**THE REQUEST:**
Return the whole listing, line for line, without the pictures in it.

**DATA TO PROCESS:**
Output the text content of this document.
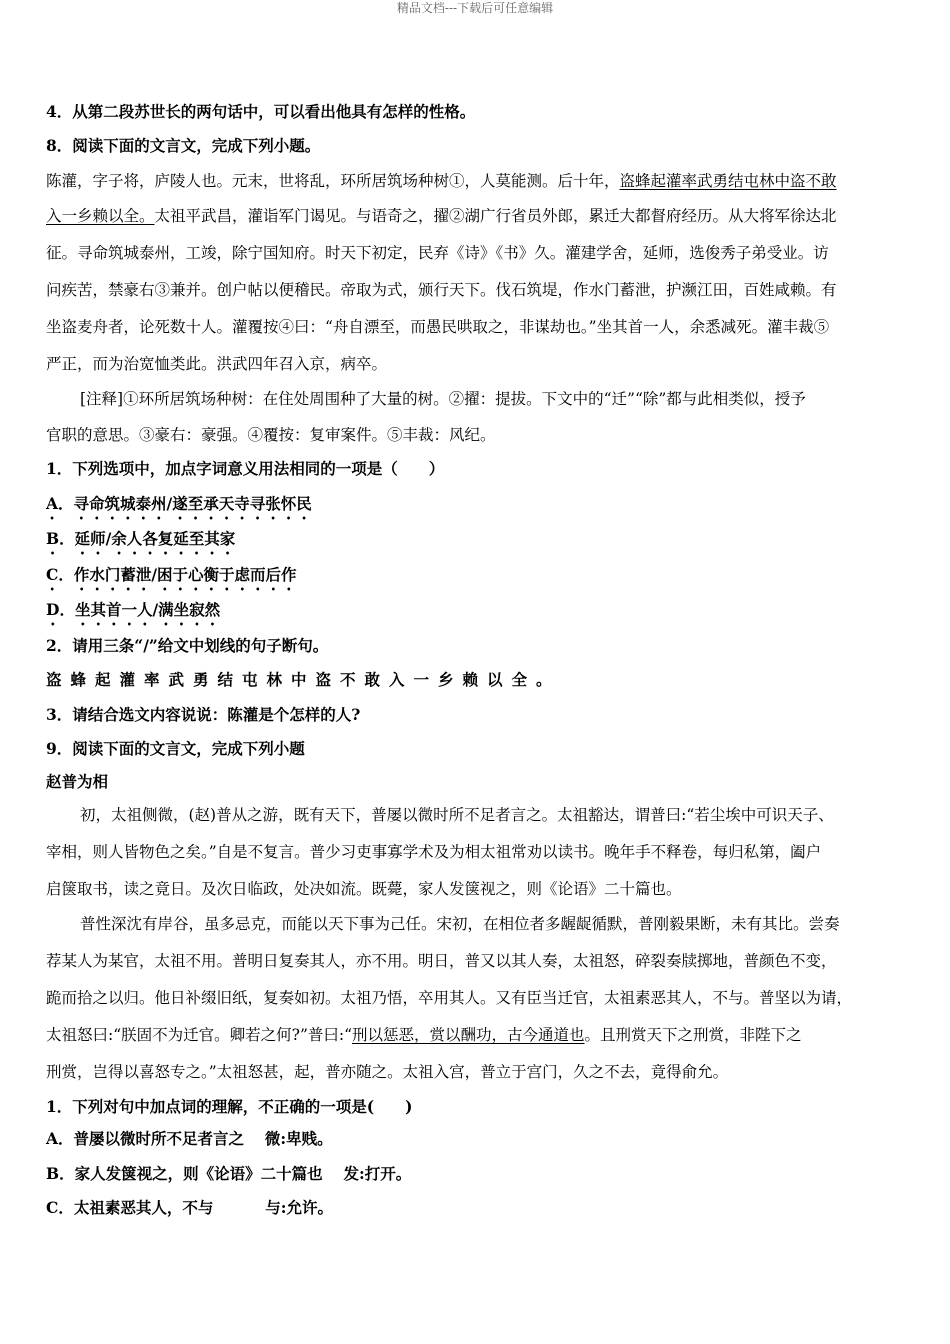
精品文档---下载后可任意编辑
4．从第二段苏世长的两句话中，可以看出他具有怎样的性格。
8．阅读下面的文言文，完成下列小题。
陈灌，字子将，庐陵人也。元末，世将乱，环所居筑场种树①，人莫能测。后十年，盗蜂起灌率武勇结屯林中盗不敢
入一乡赖以全。太祖平武昌，灌诣军门谒见。与语奇之，擢②湖广行省员外郎，累迁大都督府经历。从大将军徐达北
征。寻命筑城泰州，工竣，除宁国知府。时天下初定，民弃《诗》《书》久。灌建学舍，延师，选俊秀子弟受业。访
问疾苦，禁豪右③兼并。创户帖以便稽民。帝取为式，颁行天下。伐石筑堤，作水门蓄泄，护濒江田，百姓咸赖。有
坐盗麦舟者，论死数十人。灌覆按④曰：“舟自漂至，而愚民哄取之，非谋劫也。”坐其首一人，余悉减死。灌丰裁⑤
严正，而为治宽恤类此。洪武四年召入京，病卒。
[注释]①环所居筑场种树：在住处周围种了大量的树。②擢：提拔。下文中的“迁”“除”都与此相类似，授予
官职的意思。③豪右：豪强。④覆按：复审案件。⑤丰裁：风纪。
1．下列选项中，加点字词意义用法相同的一项是（　　）
A．寻命筑城泰州/遂至承天寺寻张怀民
B．延师/余人各复延至其家
C．作水门蓄泄/困于心衡于虑而后作
D．坐其首一人/满坐寂然
2．请用三条“/”给文中划线的句子断句。
盗蜂起灌率武勇结屯林中盗不敢入一乡赖以全。
3．请结合选文内容说说：陈灌是个怎样的人?
9．阅读下面的文言文，完成下列小题
赵普为相
初，太祖侧微，(赵)普从之游，既有天下，普屡以微时所不足者言之。太祖豁达，谓普曰:“若尘埃中可识天子、
宰相，则人皆物色之矣。”自是不复言。普少习吏事寡学术及为相太祖常劝以读书。晚年手不释卷，每归私第，阖户
启箧取书，读之竟日。及次日临政，处决如流。既薨，家人发箧视之，则《论语》二十篇也。
普性深沈有岸谷，虽多忌克，而能以天下事为己任。宋初，在相位者多龌龊循默，普刚毅果断，未有其比。尝奏
荐某人为某官，太祖不用。普明日复奏其人，亦不用。明日，普又以其人奏，太祖怒，碎裂奏牍掷地，普颜色不变，
跪而拾之以归。他日补缀旧纸，复奏如初。太祖乃悟，卒用其人。又有臣当迁官，太祖素恶其人，不与。普坚以为请，
太祖怒曰:“朕固不为迁官。卿若之何?”普曰:“刑以惩恶，赏以酬功，古今通道也。且刑赏天下之刑赏，非陛下之
刑赏，岂得以喜怒专之。”太祖怒甚，起，普亦随之。太祖入宫，普立于宫门，久之不去，竟得俞允。
1．下列对句中加点词的理解，不正确的一项是(　　)
A．普屡以微时所不足者言之　 微:卑贱。
B．家人发箧视之，则《论语》二十篇也　 发:打开。
C．太祖素恶其人，不与　　　 与:允许。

**SOLUTION TO THE PROBLEM:**
Output the text content of this document.
精品文档---下载后可任意编辑
4．从第二段苏世长的两句话中，可以看出他具有怎样的性格。
8．阅读下面的文言文，完成下列小题。
陈灌，字子将，庐陵人也。元末，世将乱，环所居筑场种树①，人莫能测。后十年，盗蜂起灌率武勇结屯林中盗不敢
入一乡赖以全。太祖平武昌，灌诣军门谒见。与语奇之，擢②湖广行省员外郎，累迁大都督府经历。从大将军徐达北
征。寻命筑城泰州，工竣，除宁国知府。时天下初定，民弃《诗》《书》久。灌建学舍，延师，选俊秀子弟受业。访
问疾苦，禁豪右③兼并。创户帖以便稽民。帝取为式，颁行天下。伐石筑堤，作水门蓄泄，护濒江田，百姓咸赖。有
坐盗麦舟者，论死数十人。灌覆按④曰：“舟自漂至，而愚民哄取之，非谋劫也。”坐其首一人，余悉减死。灌丰裁⑤
严正，而为治宽恤类此。洪武四年召入京，病卒。
[注释]①环所居筑场种树：在住处周围种了大量的树。②擢：提拔。下文中的“迁”“除”都与此相类似，授予
官职的意思。③豪右：豪强。④覆按：复审案件。⑤丰裁：风纪。
1．下列选项中，加点字词意义用法相同的一项是（　　）
A．寻命筑城泰州/遂至承天寺寻张怀民
B．延师/余人各复延至其家
C．作水门蓄泄/困于心衡于虑而后作
D．坐其首一人/满坐寂然
2．请用三条“/”给文中划线的句子断句。
盗蜂起灌率武勇结屯林中盗不敢入一乡赖以全。
3．请结合选文内容说说：陈灌是个怎样的人?
9．阅读下面的文言文，完成下列小题
赵普为相
初，太祖侧微，(赵)普从之游，既有天下，普屡以微时所不足者言之。太祖豁达，谓普曰:“若尘埃中可识天子、
宰相，则人皆物色之矣。”自是不复言。普少习吏事寡学术及为相太祖常劝以读书。晚年手不释卷，每归私第，阖户
启箧取书，读之竟日。及次日临政，处决如流。既薨，家人发箧视之，则《论语》二十篇也。
普性深沈有岸谷，虽多忌克，而能以天下事为己任。宋初，在相位者多龌龊循默，普刚毅果断，未有其比。尝奏
荐某人为某官，太祖不用。普明日复奏其人，亦不用。明日，普又以其人奏，太祖怒，碎裂奏牍掷地，普颜色不变，
跪而拾之以归。他日补缀旧纸，复奏如初。太祖乃悟，卒用其人。又有臣当迁官，太祖素恶其人，不与。普坚以为请，
太祖怒曰:“朕固不为迁官。卿若之何?”普曰:“刑以惩恶，赏以酬功，古今通道也。且刑赏天下之刑赏，非陛下之
刑赏，岂得以喜怒专之。”太祖怒甚，起，普亦随之。太祖入宫，普立于宫门，久之不去，竟得俞允。
1．下列对句中加点词的理解，不正确的一项是(　　)
A．普屡以微时所不足者言之　 微:卑贱。
B．家人发箧视之，则《论语》二十篇也　 发:打开。
C．太祖素恶其人，不与　　　 与:允许。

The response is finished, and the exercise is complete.